(Collected data entries)

---------------

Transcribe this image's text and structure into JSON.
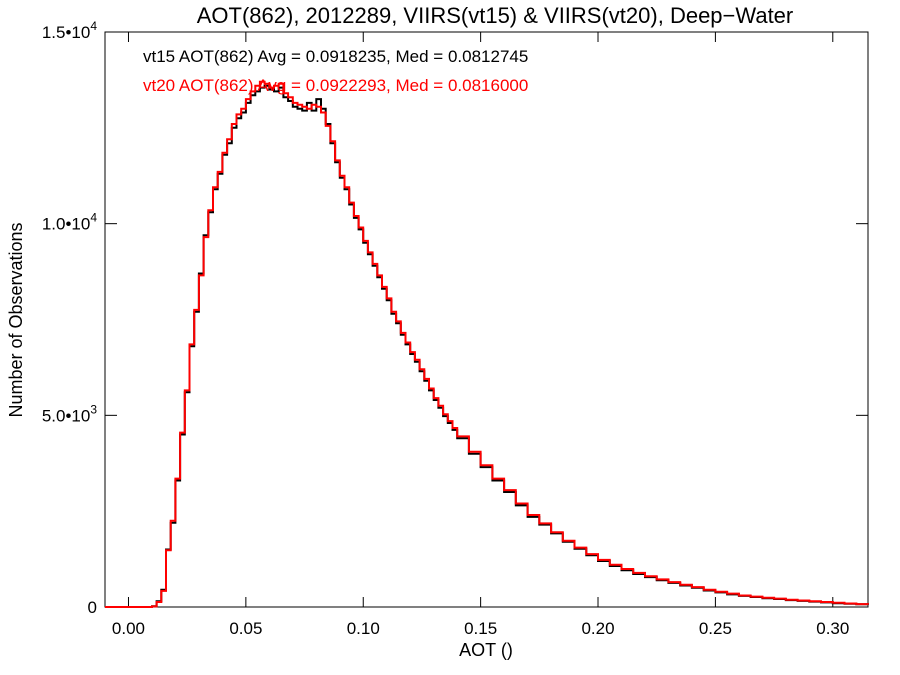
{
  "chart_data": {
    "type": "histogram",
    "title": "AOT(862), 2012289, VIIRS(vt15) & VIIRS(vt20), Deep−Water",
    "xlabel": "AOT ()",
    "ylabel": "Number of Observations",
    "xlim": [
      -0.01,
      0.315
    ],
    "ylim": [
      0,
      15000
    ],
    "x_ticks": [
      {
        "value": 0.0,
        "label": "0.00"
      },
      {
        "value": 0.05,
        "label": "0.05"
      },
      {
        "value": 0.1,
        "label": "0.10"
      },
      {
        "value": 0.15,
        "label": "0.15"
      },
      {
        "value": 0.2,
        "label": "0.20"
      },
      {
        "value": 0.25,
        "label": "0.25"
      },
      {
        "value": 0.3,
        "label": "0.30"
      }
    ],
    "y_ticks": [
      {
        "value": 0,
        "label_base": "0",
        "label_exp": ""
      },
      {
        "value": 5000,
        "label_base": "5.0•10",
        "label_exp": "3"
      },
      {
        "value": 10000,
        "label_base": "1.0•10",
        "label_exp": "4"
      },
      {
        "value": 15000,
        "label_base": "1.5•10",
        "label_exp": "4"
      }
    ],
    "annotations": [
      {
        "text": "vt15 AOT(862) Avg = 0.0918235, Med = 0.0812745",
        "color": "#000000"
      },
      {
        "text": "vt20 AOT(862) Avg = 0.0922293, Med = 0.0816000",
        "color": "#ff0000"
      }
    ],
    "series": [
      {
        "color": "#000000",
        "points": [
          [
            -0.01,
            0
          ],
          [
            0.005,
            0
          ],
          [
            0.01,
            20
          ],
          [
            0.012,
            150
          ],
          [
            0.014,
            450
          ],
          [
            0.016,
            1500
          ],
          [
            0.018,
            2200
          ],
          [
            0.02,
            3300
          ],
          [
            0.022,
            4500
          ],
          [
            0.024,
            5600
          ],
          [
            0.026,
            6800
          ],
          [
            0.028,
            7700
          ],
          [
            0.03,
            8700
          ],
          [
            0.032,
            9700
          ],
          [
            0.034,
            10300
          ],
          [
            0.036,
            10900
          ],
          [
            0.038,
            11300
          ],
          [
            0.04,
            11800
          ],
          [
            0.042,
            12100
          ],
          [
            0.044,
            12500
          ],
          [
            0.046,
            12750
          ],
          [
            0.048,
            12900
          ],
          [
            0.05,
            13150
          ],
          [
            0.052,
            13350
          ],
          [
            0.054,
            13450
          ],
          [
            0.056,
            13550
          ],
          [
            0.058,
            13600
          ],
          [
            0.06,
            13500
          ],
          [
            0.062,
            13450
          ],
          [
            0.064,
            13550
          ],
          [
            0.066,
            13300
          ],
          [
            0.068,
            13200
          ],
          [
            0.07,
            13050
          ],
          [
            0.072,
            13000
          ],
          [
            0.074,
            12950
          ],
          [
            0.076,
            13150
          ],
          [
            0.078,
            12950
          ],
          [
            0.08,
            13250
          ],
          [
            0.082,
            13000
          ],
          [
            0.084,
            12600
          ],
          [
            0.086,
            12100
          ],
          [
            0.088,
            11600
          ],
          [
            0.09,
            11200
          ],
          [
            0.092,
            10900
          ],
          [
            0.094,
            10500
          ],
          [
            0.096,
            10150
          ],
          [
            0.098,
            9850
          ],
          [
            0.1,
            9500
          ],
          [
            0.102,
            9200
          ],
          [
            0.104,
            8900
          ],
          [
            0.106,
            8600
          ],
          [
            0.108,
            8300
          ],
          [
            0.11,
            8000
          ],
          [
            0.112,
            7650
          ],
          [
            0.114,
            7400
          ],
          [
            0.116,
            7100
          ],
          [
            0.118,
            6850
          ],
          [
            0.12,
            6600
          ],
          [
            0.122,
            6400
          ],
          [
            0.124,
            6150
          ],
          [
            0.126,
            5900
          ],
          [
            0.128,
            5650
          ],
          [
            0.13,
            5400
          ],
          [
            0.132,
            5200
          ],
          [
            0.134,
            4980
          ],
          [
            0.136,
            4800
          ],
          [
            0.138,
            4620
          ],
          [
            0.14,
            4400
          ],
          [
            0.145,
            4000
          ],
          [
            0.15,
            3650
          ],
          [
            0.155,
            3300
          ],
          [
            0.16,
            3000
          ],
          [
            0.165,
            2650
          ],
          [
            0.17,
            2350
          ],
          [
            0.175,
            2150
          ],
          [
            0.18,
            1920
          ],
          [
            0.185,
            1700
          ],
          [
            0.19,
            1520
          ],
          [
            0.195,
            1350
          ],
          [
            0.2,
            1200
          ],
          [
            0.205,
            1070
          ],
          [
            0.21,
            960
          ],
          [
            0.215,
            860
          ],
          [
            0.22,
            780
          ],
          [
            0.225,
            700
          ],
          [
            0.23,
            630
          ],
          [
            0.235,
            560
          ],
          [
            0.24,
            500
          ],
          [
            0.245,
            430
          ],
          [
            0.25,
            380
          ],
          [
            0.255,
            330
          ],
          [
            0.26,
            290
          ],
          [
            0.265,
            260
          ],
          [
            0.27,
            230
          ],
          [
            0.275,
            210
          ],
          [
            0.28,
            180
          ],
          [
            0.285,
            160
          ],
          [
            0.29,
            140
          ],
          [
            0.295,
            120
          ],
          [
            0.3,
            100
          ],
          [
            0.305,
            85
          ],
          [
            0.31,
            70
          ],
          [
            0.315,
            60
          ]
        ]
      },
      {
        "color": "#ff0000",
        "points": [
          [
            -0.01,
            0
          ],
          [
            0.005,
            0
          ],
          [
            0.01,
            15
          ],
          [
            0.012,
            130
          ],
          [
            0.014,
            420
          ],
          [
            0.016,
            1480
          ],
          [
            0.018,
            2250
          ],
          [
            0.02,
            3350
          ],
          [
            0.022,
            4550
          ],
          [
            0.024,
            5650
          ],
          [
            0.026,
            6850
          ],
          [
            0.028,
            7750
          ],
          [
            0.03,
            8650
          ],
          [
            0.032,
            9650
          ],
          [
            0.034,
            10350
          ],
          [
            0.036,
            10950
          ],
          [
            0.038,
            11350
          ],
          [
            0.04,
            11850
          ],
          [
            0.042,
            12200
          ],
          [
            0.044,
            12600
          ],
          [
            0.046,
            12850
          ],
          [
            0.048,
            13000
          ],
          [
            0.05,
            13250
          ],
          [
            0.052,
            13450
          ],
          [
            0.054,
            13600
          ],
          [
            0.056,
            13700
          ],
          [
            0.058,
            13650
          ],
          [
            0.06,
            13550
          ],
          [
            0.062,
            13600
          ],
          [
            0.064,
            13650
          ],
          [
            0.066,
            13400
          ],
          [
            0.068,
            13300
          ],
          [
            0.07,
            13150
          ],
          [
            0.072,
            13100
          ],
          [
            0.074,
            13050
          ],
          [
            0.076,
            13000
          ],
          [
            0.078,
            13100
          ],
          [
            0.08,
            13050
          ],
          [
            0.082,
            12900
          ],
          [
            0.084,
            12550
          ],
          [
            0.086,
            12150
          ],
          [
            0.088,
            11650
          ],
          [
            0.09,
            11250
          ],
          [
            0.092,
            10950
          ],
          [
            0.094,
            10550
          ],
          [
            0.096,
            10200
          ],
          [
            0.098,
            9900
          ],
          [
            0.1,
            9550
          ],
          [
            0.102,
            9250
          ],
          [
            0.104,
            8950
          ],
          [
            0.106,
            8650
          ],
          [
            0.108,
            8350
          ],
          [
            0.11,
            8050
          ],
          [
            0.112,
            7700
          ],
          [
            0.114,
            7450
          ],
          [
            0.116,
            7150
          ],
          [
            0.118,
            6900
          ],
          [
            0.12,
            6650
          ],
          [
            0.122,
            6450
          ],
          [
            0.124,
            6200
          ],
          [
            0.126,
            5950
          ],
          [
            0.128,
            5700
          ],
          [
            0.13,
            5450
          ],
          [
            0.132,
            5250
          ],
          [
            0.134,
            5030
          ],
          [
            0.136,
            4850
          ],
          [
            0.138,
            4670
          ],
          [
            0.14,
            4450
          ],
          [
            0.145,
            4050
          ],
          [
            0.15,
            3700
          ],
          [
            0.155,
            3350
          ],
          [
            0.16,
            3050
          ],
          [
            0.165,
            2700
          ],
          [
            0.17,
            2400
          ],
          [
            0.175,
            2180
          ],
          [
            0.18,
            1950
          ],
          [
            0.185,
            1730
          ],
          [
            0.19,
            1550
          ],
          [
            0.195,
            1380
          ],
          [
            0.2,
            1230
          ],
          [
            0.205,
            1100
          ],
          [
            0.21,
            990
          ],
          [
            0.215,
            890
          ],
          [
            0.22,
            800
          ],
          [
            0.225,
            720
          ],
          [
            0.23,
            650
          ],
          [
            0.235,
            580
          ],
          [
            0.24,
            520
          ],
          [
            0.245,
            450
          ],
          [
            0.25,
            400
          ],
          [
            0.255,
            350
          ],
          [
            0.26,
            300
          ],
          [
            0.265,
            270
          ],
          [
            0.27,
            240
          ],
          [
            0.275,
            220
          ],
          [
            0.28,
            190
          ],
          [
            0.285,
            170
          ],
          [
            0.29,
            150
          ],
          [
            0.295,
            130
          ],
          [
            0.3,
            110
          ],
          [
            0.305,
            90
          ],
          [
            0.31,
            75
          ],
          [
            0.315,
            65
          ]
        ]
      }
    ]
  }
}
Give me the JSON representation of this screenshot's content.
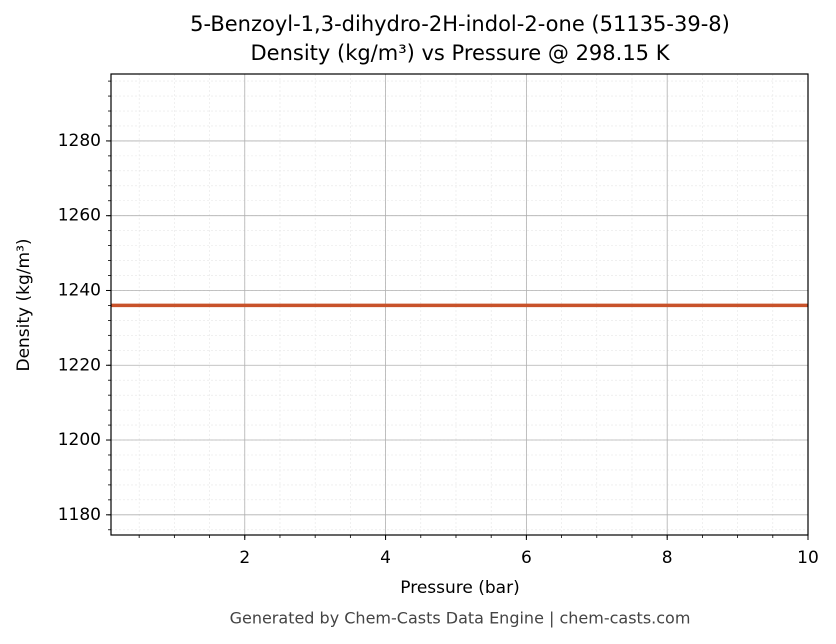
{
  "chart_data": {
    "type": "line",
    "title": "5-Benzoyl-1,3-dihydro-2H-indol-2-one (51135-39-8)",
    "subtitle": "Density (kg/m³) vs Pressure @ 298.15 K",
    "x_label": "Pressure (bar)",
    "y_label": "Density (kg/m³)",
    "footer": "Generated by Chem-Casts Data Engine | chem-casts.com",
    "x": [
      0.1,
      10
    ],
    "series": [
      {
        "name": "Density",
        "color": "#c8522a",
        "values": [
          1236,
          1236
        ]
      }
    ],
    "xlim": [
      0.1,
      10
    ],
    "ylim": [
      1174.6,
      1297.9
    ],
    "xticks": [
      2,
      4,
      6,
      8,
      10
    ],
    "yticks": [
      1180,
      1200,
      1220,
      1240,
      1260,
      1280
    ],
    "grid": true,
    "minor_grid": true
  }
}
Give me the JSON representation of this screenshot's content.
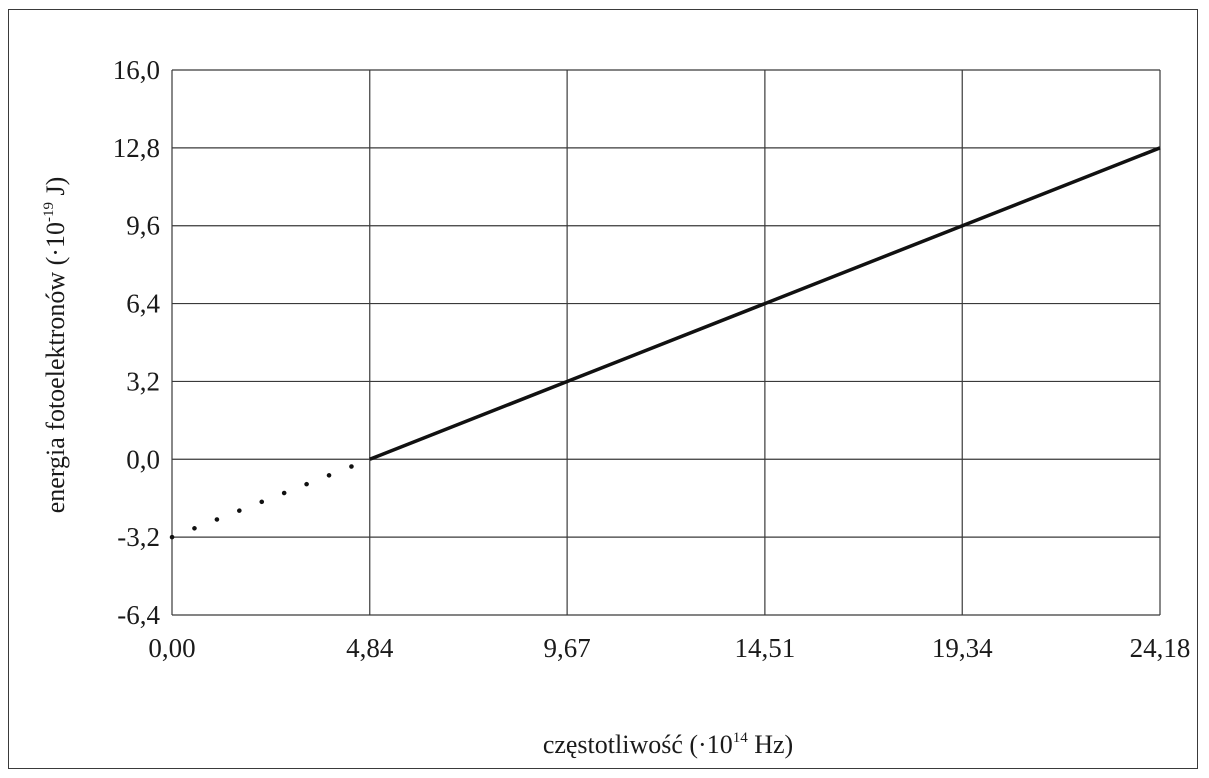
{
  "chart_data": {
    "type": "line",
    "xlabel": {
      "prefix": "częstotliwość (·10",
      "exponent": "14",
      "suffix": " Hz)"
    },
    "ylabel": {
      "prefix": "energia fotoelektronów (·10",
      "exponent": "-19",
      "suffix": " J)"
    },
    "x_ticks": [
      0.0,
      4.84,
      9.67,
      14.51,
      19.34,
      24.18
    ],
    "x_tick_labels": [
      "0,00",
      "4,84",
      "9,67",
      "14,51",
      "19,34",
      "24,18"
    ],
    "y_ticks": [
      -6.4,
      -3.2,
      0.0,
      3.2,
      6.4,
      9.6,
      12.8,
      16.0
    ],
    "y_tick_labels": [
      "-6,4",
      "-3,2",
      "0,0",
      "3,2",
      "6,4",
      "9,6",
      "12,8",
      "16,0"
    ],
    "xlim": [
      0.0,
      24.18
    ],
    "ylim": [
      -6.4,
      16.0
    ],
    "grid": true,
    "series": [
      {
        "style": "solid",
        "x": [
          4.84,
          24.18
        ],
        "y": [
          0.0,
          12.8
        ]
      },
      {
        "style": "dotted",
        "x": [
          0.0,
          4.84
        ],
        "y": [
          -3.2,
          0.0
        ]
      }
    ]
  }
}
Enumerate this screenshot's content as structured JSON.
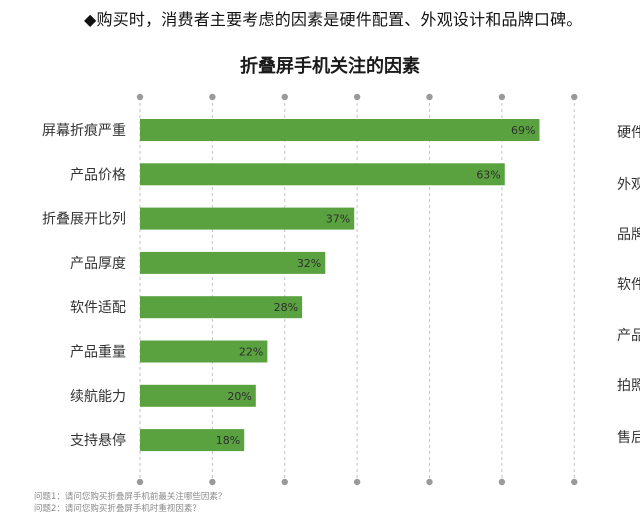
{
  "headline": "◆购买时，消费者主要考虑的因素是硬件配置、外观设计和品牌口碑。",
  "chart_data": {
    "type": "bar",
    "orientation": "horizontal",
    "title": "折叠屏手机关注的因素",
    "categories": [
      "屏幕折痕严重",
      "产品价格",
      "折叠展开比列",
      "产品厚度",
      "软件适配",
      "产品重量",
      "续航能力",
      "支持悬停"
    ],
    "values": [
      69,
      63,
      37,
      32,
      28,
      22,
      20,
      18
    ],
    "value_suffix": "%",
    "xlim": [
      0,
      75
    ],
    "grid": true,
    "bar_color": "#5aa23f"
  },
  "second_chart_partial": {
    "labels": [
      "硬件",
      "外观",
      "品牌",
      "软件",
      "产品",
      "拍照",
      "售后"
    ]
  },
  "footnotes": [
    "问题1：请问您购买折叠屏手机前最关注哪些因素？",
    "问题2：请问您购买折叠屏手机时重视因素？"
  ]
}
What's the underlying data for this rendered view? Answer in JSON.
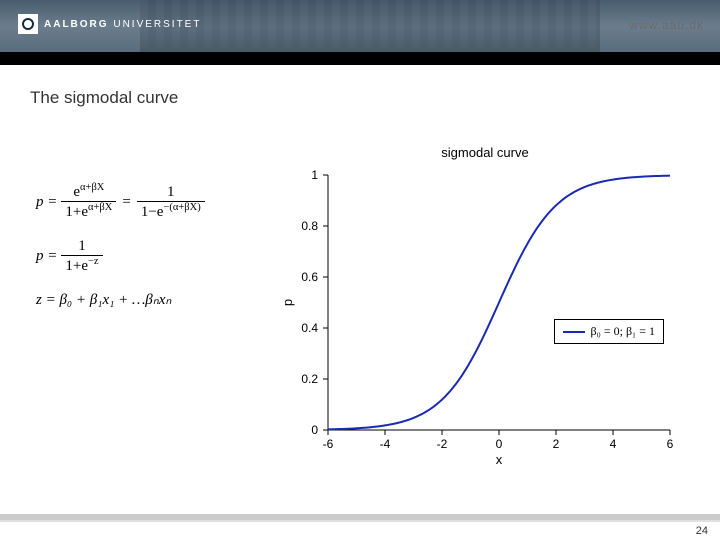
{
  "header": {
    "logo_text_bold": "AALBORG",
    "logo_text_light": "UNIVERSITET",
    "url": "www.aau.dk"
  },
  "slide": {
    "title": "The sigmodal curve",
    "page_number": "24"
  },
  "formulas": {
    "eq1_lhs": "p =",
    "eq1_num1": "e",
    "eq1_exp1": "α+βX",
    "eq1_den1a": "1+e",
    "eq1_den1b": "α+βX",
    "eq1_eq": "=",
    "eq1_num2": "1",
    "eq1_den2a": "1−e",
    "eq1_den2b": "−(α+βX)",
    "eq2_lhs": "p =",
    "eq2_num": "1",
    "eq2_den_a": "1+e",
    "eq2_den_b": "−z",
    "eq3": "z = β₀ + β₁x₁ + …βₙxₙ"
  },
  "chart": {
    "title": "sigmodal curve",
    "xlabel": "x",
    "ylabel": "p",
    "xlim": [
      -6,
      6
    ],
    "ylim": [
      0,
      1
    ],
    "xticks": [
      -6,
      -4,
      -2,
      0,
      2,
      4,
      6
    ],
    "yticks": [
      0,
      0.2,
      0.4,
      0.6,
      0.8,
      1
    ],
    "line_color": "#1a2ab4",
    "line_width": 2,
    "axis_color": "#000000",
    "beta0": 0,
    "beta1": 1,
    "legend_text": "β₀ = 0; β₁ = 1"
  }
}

---------------

Count how many lines in the data contain the word "type", giving the number without comment.

4